Tasks to perform -
1 > According to the Monkey Dust text, what is the short overview of the main characters called?
2 > Reproduce everything from "A short overview" down to "the final section." in the Monkey Dust text.
3 > Name every studio or animator the Monkey Dust text credits with animation for the episodes.

- Monkey Dust DVD cover
- Genre: Black comedy
- Created by: Harry Thompson Shaun Pye
- Creative director: Mic Graves
- Starring: Simon Greenall Sharon Horgan Morwenna Banks Rebecca Front Frances Barber Enn Reitel Kate Robbins Shaun Pye
- Country of origin: United Kingdom
- Original language: English
- No. of series: 3
- No. of episodes: 18

Production
- Running time: 29 minutes
- Production companies: Talkback Baby Cow Productions

Original release
- Network: BBC Three
- Release: 9 February 2003 – 8 February 2005

= Monkey Dust =

British comedy sketch show

Monkey Dust is a British adult animated satirical sketch comedy series created by Harry Thompson and Shaun Pye. The series is characterised by its dark humour, frequent shifts in animation styles, and handling of taboo topics such as bestiality, murder, suicide and paedophilia. Three series were broadcast on BBC Three between 2003 and 2005. Following co-creator Thompson's death, no further series were made.

==Episodes==
Each episode featured animation by several different companies including Slinky Pictures, Nexus Productions, Sherbet Animation, Caroline Mabey, Picasso Pictures, and VooDooDog, but is linked by recurring themes/jokes and seamless transitions between sketches. The episodes are untitled but instead are known by the characters introduced or the one-off sketches included. The principal writers and creators of the series were Harry Thompson and Shaun Pye, although other contributors were responsible for a significant proportion of the work; sometimes collaborating with Thompson and/or Pye; sometimes contributing fully formed sketches to the show.

A short overview of the main characters, called a nocturne, set in the various characters' bedrooms with no dialogue and a depressing accompanying song, usually precedes the final section.

Entries supplied -

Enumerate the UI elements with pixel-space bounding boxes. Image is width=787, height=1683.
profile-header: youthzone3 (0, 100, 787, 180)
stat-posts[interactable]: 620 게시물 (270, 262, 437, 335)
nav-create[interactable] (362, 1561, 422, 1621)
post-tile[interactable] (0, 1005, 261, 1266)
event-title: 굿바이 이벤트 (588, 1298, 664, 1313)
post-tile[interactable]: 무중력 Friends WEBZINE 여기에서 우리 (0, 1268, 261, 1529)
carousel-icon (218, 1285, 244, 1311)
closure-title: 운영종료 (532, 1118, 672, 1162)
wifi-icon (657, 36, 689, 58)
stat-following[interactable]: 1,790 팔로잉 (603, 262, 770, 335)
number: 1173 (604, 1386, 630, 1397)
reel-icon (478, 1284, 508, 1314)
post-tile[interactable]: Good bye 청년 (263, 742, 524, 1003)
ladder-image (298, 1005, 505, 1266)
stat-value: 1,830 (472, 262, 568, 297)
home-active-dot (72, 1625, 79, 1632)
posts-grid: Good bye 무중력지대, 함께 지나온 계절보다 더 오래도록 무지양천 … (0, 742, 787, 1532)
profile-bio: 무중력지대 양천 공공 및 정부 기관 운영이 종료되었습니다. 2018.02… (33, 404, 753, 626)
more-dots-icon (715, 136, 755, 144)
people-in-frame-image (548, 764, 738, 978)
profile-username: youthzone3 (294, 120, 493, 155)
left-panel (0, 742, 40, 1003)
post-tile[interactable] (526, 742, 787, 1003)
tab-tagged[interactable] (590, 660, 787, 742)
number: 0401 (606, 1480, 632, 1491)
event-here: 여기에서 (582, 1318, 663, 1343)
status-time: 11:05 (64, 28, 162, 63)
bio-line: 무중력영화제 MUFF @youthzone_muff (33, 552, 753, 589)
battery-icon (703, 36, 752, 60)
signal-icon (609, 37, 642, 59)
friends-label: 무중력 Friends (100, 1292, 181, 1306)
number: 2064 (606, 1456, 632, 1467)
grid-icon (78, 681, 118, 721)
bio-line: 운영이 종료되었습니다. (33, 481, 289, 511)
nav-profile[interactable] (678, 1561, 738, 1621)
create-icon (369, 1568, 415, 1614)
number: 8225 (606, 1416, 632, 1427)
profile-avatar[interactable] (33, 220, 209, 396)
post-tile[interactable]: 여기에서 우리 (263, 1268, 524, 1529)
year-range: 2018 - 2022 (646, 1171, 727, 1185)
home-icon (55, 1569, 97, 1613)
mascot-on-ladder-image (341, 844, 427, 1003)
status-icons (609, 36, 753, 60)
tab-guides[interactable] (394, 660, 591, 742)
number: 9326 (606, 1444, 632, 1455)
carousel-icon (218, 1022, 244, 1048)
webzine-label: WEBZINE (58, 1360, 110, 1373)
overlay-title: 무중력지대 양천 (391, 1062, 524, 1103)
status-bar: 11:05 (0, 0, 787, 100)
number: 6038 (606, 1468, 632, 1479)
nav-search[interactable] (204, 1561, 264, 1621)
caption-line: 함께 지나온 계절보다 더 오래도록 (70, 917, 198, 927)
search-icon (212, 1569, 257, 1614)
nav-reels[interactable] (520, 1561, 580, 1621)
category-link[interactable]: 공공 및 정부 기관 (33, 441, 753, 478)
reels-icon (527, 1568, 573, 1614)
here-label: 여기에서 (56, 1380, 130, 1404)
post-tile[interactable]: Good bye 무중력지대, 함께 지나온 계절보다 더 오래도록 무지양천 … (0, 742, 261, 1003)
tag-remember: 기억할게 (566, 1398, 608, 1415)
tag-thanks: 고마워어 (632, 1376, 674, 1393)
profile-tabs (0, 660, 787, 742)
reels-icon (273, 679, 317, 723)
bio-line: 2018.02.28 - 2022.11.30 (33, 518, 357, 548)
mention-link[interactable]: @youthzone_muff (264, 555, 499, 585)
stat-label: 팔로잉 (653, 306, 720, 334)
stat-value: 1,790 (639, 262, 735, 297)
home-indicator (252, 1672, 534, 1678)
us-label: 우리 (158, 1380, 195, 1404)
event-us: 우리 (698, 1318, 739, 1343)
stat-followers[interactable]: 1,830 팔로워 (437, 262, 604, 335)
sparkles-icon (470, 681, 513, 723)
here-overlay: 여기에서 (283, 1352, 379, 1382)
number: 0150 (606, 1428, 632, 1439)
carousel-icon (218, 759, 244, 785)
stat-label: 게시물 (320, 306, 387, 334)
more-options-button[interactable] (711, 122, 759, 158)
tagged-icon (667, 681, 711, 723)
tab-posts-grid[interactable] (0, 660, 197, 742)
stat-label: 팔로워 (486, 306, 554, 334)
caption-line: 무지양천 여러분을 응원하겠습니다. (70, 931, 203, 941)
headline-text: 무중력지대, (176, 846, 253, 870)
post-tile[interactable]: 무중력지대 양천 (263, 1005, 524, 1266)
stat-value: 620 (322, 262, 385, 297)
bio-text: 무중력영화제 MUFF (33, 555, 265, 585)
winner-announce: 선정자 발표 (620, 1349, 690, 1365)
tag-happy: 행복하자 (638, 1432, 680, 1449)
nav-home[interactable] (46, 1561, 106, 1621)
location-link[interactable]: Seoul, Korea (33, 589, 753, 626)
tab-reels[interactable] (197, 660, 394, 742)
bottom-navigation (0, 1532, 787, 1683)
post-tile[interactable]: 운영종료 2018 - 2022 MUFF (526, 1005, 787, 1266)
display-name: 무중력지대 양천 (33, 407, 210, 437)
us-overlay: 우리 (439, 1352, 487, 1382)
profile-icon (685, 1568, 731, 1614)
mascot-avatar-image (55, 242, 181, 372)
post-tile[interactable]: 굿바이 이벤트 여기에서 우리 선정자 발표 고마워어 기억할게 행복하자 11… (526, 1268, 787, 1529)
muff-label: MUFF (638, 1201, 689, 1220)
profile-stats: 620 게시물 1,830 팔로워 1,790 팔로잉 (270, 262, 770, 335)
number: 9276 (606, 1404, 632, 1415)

Solutions -
1 > A nocturne.

2 >
A short overview of the main characters, called a nocturne, set in the various characters' bedrooms with no dialogue and a depressing accompanying song, usually precedes the final section.

3 > Slinky Pictures, Nexus Productions, Sherbet Animation, Caroline Mabey, Picasso Pictures, VooDooDog